(Extracted data entries)
--------------------------------------------------

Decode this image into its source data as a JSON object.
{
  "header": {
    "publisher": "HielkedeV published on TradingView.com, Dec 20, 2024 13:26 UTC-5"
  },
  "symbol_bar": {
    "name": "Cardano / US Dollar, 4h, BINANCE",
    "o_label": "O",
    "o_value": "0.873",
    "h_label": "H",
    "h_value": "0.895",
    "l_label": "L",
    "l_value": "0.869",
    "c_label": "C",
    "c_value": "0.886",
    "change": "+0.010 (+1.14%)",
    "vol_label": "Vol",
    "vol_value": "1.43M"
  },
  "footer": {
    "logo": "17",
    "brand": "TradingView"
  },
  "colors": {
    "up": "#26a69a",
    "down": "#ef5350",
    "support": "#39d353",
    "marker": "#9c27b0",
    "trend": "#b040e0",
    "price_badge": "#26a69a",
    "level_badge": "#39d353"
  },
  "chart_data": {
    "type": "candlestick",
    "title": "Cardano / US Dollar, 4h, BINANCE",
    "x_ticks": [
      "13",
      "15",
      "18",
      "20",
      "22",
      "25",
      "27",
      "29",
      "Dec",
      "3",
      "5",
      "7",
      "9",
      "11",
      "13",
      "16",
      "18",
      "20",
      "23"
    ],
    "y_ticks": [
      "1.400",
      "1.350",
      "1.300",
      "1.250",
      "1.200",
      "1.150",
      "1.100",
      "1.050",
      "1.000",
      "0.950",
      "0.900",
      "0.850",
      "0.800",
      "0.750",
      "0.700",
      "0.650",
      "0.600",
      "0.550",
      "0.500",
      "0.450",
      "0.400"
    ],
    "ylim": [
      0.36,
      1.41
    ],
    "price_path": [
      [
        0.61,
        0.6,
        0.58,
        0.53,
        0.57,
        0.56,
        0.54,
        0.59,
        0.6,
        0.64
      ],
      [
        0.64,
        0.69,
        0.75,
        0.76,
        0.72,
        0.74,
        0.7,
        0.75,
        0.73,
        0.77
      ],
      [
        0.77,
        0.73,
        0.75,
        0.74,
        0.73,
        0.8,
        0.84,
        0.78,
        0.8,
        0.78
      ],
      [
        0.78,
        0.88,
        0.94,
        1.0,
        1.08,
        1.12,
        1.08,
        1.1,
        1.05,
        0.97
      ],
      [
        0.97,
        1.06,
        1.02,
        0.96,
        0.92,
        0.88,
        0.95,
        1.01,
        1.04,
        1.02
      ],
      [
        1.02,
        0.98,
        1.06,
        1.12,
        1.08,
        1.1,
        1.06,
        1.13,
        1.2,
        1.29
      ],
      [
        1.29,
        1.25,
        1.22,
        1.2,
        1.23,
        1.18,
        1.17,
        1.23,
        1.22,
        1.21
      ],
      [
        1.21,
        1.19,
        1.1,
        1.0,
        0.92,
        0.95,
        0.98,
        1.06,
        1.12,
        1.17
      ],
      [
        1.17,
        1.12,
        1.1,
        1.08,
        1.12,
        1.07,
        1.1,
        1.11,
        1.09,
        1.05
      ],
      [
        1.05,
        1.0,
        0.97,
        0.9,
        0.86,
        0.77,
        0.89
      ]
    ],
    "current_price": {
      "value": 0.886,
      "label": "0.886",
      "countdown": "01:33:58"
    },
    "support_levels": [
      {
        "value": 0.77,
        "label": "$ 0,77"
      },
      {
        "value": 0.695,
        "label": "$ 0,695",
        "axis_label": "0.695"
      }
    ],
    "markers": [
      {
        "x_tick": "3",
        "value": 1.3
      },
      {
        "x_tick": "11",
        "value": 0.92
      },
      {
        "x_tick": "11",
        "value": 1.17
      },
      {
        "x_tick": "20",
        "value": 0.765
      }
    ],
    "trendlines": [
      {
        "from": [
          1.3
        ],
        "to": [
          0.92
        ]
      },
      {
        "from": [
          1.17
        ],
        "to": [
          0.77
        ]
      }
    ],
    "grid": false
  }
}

--------------------------------------------------

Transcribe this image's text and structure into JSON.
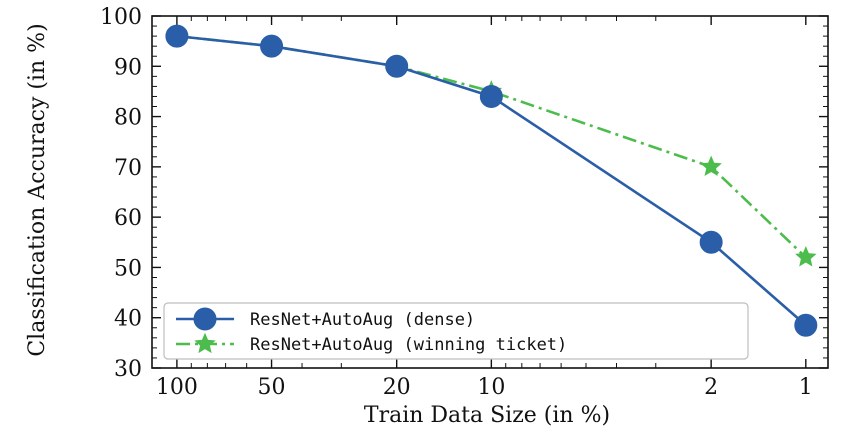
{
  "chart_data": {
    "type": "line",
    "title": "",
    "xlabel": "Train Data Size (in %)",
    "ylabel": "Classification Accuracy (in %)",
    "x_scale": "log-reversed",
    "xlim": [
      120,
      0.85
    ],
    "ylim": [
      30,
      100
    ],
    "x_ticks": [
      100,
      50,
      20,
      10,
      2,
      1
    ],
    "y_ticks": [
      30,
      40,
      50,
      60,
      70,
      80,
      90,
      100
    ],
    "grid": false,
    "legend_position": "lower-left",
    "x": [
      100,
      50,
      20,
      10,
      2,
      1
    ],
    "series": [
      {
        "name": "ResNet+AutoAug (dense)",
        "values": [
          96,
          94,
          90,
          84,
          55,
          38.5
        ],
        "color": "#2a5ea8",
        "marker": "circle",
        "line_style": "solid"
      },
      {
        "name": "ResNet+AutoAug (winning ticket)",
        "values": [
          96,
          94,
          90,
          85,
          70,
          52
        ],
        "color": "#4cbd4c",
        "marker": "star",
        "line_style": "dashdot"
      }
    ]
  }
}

--------------------------------------------------

# [WRITTEN EXERCISE]
Go through the data and gather every line that holds "BINANCE".

# [EXERCISE RESULT]
    "name": "Cardano / US Dollar, 4h, BINANCE",
    "title": "Cardano / US Dollar, 4h, BINANCE",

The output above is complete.